**DIRECTIONS:** Count every line of the listing where the string "cursor" occurs, and reply with the count alone.

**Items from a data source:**
:::::
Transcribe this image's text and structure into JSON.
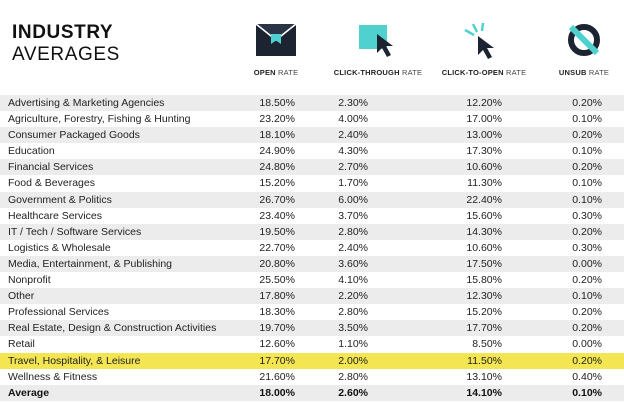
{
  "title": {
    "line1": "INDUSTRY",
    "line2": "AVERAGES"
  },
  "columns": [
    {
      "bold": "OPEN",
      "rest": " RATE",
      "icon": "envelope-icon"
    },
    {
      "bold": "CLICK-THROUGH",
      "rest": " RATE",
      "icon": "cursor-on-square-icon"
    },
    {
      "bold": "CLICK-TO-OPEN",
      "rest": " RATE",
      "icon": "click-cursor-icon"
    },
    {
      "bold": "UNSUB",
      "rest": " RATE",
      "icon": "unsubscribe-circle-slash-icon"
    }
  ],
  "colors": {
    "highlight": "#f3e652",
    "teal": "#4fd1d0",
    "navy": "#1c2331"
  },
  "rows": [
    {
      "industry": "Advertising & Marketing Agencies",
      "open": "18.50%",
      "ctr": "2.30%",
      "ctor": "12.20%",
      "unsub": "0.20%"
    },
    {
      "industry": "Agriculture, Forestry, Fishing & Hunting",
      "open": "23.20%",
      "ctr": "4.00%",
      "ctor": "17.00%",
      "unsub": "0.10%"
    },
    {
      "industry": "Consumer Packaged Goods",
      "open": "18.10%",
      "ctr": "2.40%",
      "ctor": "13.00%",
      "unsub": "0.20%"
    },
    {
      "industry": "Education",
      "open": "24.90%",
      "ctr": "4.30%",
      "ctor": "17.30%",
      "unsub": "0.10%"
    },
    {
      "industry": "Financial Services",
      "open": "24.80%",
      "ctr": "2.70%",
      "ctor": "10.60%",
      "unsub": "0.20%"
    },
    {
      "industry": "Food & Beverages",
      "open": "15.20%",
      "ctr": "1.70%",
      "ctor": "11.30%",
      "unsub": "0.10%"
    },
    {
      "industry": "Government & Politics",
      "open": "26.70%",
      "ctr": "6.00%",
      "ctor": "22.40%",
      "unsub": "0.10%"
    },
    {
      "industry": "Healthcare Services",
      "open": "23.40%",
      "ctr": "3.70%",
      "ctor": "15.60%",
      "unsub": "0.30%"
    },
    {
      "industry": "IT / Tech / Software Services",
      "open": "19.50%",
      "ctr": "2.80%",
      "ctor": "14.30%",
      "unsub": "0.20%"
    },
    {
      "industry": "Logistics & Wholesale",
      "open": "22.70%",
      "ctr": "2.40%",
      "ctor": "10.60%",
      "unsub": "0.30%"
    },
    {
      "industry": "Media, Entertainment, & Publishing",
      "open": "20.80%",
      "ctr": "3.60%",
      "ctor": "17.50%",
      "unsub": "0.00%"
    },
    {
      "industry": "Nonprofit",
      "open": "25.50%",
      "ctr": "4.10%",
      "ctor": "15.80%",
      "unsub": "0.20%"
    },
    {
      "industry": "Other",
      "open": "17.80%",
      "ctr": "2.20%",
      "ctor": "12.30%",
      "unsub": "0.10%"
    },
    {
      "industry": "Professional Services",
      "open": "18.30%",
      "ctr": "2.80%",
      "ctor": "15.20%",
      "unsub": "0.20%"
    },
    {
      "industry": "Real Estate, Design & Construction Activities",
      "open": "19.70%",
      "ctr": "3.50%",
      "ctor": "17.70%",
      "unsub": "0.20%"
    },
    {
      "industry": "Retail",
      "open": "12.60%",
      "ctr": "1.10%",
      "ctor": "8.50%",
      "unsub": "0.00%"
    },
    {
      "industry": "Travel, Hospitality, & Leisure",
      "open": "17.70%",
      "ctr": "2.00%",
      "ctor": "11.50%",
      "unsub": "0.20%"
    },
    {
      "industry": "Wellness & Fitness",
      "open": "21.60%",
      "ctr": "2.80%",
      "ctor": "13.10%",
      "unsub": "0.40%"
    }
  ],
  "average": {
    "industry": "Average",
    "open": "18.00%",
    "ctr": "2.60%",
    "ctor": "14.10%",
    "unsub": "0.10%"
  }
}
:::::
**RESULT FOR THIS EXERCISE:** 2